Among the lines below, count those with "Westfriese". Give only the number.

--- begin DATA EXTRACT ---

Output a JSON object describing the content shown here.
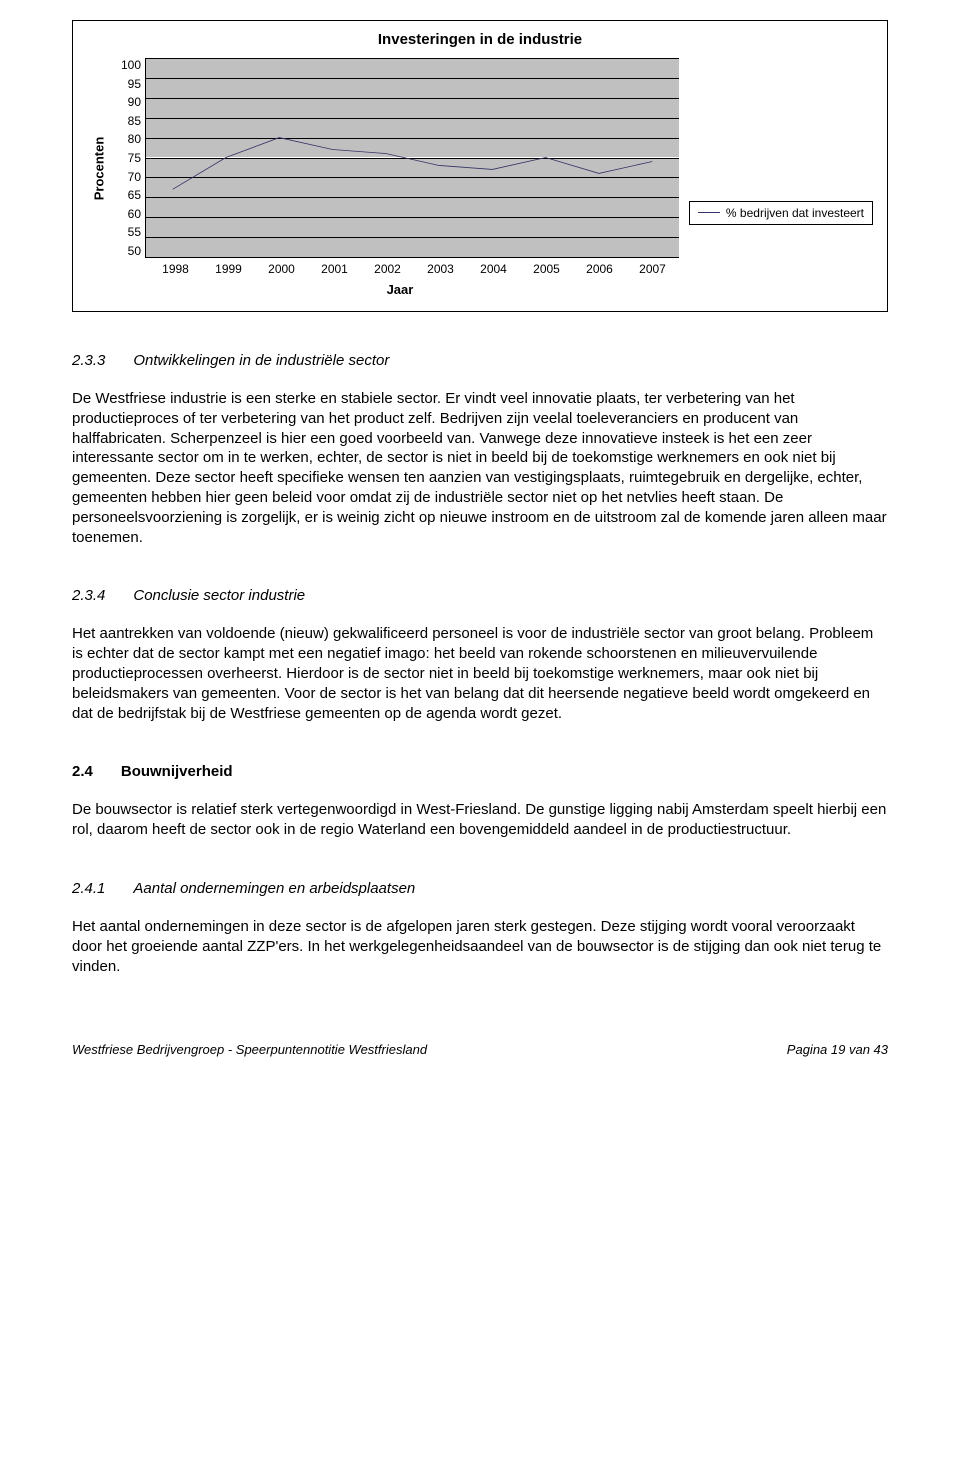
{
  "chart": {
    "type": "line",
    "title": "Investeringen in de industrie",
    "ylabel": "Procenten",
    "xlabel": "Jaar",
    "legend_label": "% bedrijven dat investeert",
    "x_categories": [
      "1998",
      "1999",
      "2000",
      "2001",
      "2002",
      "2003",
      "2004",
      "2005",
      "2006",
      "2007"
    ],
    "y_ticks": [
      100,
      95,
      90,
      85,
      80,
      75,
      70,
      65,
      60,
      55,
      50
    ],
    "ylim_min": 50,
    "ylim_max": 100,
    "values": [
      67,
      75,
      80,
      77,
      76,
      73,
      72,
      75,
      71,
      74
    ],
    "line_color": "#333366",
    "band_color": "#c0c0c0",
    "grid_color": "#000000",
    "background": "#ffffff"
  },
  "sec233": {
    "num": "2.3.3",
    "title": "Ontwikkelingen in de industriële sector",
    "p1": "De Westfriese industrie is een sterke en stabiele sector. Er vindt veel innovatie plaats, ter verbetering van het productieproces of ter verbetering van het product zelf. Bedrijven zijn veelal toeleveranciers en producent van halffabricaten. Scherpenzeel is hier een goed voorbeeld van. Vanwege deze innovatieve insteek is het een zeer interessante sector om in te werken, echter, de sector is niet in beeld bij de toekomstige werknemers en ook niet bij gemeenten. Deze sector heeft specifieke wensen ten aanzien van vestigingsplaats, ruimtegebruik en dergelijke, echter, gemeenten hebben hier geen beleid voor omdat zij de industriële sector niet op het netvlies heeft staan. De personeelsvoorziening is zorgelijk, er is weinig zicht op nieuwe instroom en de uitstroom zal de komende jaren alleen maar toenemen."
  },
  "sec234": {
    "num": "2.3.4",
    "title": "Conclusie sector industrie",
    "p1": "Het aantrekken van voldoende (nieuw) gekwalificeerd personeel is voor de industriële sector van groot belang. Probleem is echter dat de sector kampt met een negatief imago: het beeld van rokende schoorstenen en milieuvervuilende productieprocessen overheerst. Hierdoor is de sector niet in beeld bij toekomstige werknemers, maar ook niet bij beleidsmakers van gemeenten. Voor de sector is het van belang dat dit heersende negatieve beeld wordt omgekeerd en dat de bedrijfstak bij de Westfriese gemeenten op de agenda wordt gezet."
  },
  "sec24": {
    "num": "2.4",
    "title": "Bouwnijverheid",
    "p1": "De bouwsector is relatief sterk vertegenwoordigd in West-Friesland. De gunstige ligging nabij Amsterdam speelt hierbij een rol, daarom heeft de sector ook in de regio Waterland een bovengemiddeld aandeel in de productiestructuur."
  },
  "sec241": {
    "num": "2.4.1",
    "title": "Aantal ondernemingen en arbeidsplaatsen",
    "p1": "Het aantal ondernemingen in deze sector is de afgelopen jaren sterk gestegen. Deze stijging wordt vooral veroorzaakt door het groeiende aantal ZZP'ers. In het werkgelegenheidsaandeel van de bouwsector is de stijging dan ook niet terug te vinden."
  },
  "footer": {
    "left": "Westfriese Bedrijvengroep - Speerpuntennotitie Westfriesland",
    "right": "Pagina 19 van 43"
  }
}
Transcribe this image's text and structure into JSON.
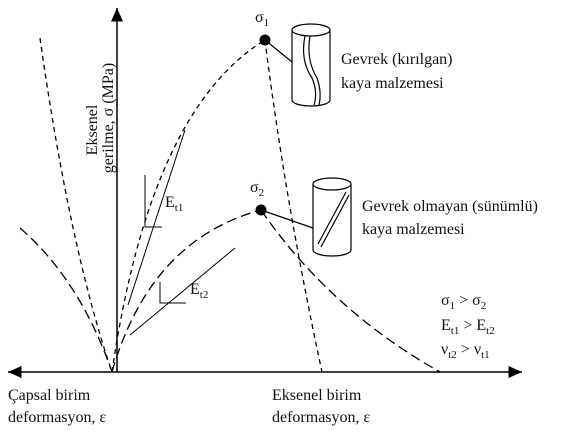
{
  "axes": {
    "y_label": [
      "Eksenel",
      "gerilme, σ (MPa)"
    ],
    "x_left_label": [
      "Çapsal birim",
      "deformasyon, ε"
    ],
    "x_right_label": [
      "Eksenel birim",
      "deformasyon, ε"
    ]
  },
  "points": [
    {
      "label": [
        "σ",
        "1"
      ]
    },
    {
      "label": [
        "σ",
        "2"
      ]
    }
  ],
  "moduli": [
    [
      "E",
      "t1"
    ],
    [
      "E",
      "t2"
    ]
  ],
  "materials": [
    [
      "Gevrek (kırılgan)",
      "kaya malzemesi"
    ],
    [
      "Gevrek olmayan (sünümlü)",
      "kaya malzemesi"
    ]
  ],
  "comparisons": [
    [
      "σ",
      "1",
      " > σ",
      "2"
    ],
    [
      "E",
      "t1",
      " > E",
      "t2"
    ],
    [
      "ν",
      "t2",
      " > ν",
      "t1"
    ]
  ]
}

--- end DATA EXTRACT ---

▶ **TASK ANSWER**:
3